__THE TASK__: Give the material again in full, matching it exactly.

__GIVEN DATA__:
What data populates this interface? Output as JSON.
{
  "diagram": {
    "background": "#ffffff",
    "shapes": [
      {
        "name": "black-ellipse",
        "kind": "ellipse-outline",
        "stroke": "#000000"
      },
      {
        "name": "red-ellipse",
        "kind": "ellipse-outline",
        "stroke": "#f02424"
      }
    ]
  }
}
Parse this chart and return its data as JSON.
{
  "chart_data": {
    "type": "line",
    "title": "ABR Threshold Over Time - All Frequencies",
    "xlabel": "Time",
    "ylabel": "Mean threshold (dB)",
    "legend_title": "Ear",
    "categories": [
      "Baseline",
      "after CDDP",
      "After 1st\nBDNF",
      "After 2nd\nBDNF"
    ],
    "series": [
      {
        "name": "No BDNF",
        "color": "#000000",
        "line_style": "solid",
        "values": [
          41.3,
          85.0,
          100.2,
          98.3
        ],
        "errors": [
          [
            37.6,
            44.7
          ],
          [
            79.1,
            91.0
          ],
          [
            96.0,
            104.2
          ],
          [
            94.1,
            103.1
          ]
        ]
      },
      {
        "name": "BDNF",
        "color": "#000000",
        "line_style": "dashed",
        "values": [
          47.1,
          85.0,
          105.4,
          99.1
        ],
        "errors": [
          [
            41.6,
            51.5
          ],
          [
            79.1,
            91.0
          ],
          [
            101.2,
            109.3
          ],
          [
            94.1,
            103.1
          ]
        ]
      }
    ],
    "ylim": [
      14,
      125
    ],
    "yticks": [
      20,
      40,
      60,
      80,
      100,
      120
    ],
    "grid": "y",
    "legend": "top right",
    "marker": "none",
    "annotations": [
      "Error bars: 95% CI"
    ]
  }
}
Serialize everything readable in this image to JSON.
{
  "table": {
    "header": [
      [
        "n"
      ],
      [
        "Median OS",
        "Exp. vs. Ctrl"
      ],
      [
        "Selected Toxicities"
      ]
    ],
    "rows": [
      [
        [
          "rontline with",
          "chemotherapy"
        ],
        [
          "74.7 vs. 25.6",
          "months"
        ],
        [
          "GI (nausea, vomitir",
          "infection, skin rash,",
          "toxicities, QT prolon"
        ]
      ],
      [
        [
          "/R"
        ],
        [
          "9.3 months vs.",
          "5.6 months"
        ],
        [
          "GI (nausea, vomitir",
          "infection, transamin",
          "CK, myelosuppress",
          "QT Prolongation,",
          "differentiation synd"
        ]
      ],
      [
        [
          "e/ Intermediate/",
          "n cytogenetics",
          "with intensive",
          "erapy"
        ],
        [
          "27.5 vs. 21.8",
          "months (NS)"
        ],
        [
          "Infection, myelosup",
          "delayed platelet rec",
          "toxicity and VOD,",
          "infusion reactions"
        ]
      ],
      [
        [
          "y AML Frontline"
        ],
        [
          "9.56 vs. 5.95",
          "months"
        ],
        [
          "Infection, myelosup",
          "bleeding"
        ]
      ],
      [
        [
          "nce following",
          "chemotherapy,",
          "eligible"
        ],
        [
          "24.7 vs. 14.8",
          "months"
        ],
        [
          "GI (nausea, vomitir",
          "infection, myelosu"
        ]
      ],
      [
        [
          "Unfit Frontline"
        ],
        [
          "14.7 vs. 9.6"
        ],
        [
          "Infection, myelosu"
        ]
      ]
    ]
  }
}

__RESULT__:
What data populates this interface? Output as JSON.
{
  "diagram": {
    "background": "#ffffff",
    "shapes": [
      {
        "name": "black-ellipse",
        "kind": "ellipse-outline",
        "stroke": "#000000"
      },
      {
        "name": "red-ellipse",
        "kind": "ellipse-outline",
        "stroke": "#f02424"
      }
    ]
  }
}
Parse this chart and return its data as JSON.
{
  "chart_data": {
    "type": "line",
    "title": "ABR Threshold Over Time - All Frequencies",
    "xlabel": "Time",
    "ylabel": "Mean threshold (dB)",
    "legend_title": "Ear",
    "categories": [
      "Baseline",
      "after CDDP",
      "After 1st\nBDNF",
      "After 2nd\nBDNF"
    ],
    "series": [
      {
        "name": "No BDNF",
        "color": "#000000",
        "line_style": "solid",
        "values": [
          41.3,
          85.0,
          100.2,
          98.3
        ],
        "errors": [
          [
            37.6,
            44.7
          ],
          [
            79.1,
            91.0
          ],
          [
            96.0,
            104.2
          ],
          [
            94.1,
            103.1
          ]
        ]
      },
      {
        "name": "BDNF",
        "color": "#000000",
        "line_style": "dashed",
        "values": [
          47.1,
          85.0,
          105.4,
          99.1
        ],
        "errors": [
          [
            41.6,
            51.5
          ],
          [
            79.1,
            91.0
          ],
          [
            101.2,
            109.3
          ],
          [
            94.1,
            103.1
          ]
        ]
      }
    ],
    "ylim": [
      14,
      125
    ],
    "yticks": [
      20,
      40,
      60,
      80,
      100,
      120
    ],
    "grid": "y",
    "legend": "top right",
    "marker": "none",
    "annotations": [
      "Error bars: 95% CI"
    ]
  }
}
Serialize everything readable in this image to JSON.
{
  "table": {
    "header": [
      [
        "n"
      ],
      [
        "Median OS",
        "Exp. vs. Ctrl"
      ],
      [
        "Selected Toxicities"
      ]
    ],
    "rows": [
      [
        [
          "rontline with",
          "chemotherapy"
        ],
        [
          "74.7 vs. 25.6",
          "months"
        ],
        [
          "GI (nausea, vomitir",
          "infection, skin rash,",
          "toxicities, QT prolon"
        ]
      ],
      [
        [
          "/R"
        ],
        [
          "9.3 months vs.",
          "5.6 months"
        ],
        [
          "GI (nausea, vomitir",
          "infection, transamin",
          "CK, myelosuppress",
          "QT Prolongation,",
          "differentiation synd"
        ]
      ],
      [
        [
          "e/ Intermediate/",
          "n cytogenetics",
          "with intensive",
          "erapy"
        ],
        [
          "27.5 vs. 21.8",
          "months (NS)"
        ],
        [
          "Infection, myelosup",
          "delayed platelet rec",
          "toxicity and VOD,",
          "infusion reactions"
        ]
      ],
      [
        [
          "y AML Frontline"
        ],
        [
          "9.56 vs. 5.95",
          "months"
        ],
        [
          "Infection, myelosup",
          "bleeding"
        ]
      ],
      [
        [
          "nce following",
          "chemotherapy,",
          "eligible"
        ],
        [
          "24.7 vs. 14.8",
          "months"
        ],
        [
          "GI (nausea, vomitir",
          "infection, myelosu"
        ]
      ],
      [
        [
          "Unfit Frontline"
        ],
        [
          "14.7 vs. 9.6"
        ],
        [
          "Infection, myelosu"
        ]
      ]
    ]
  }
}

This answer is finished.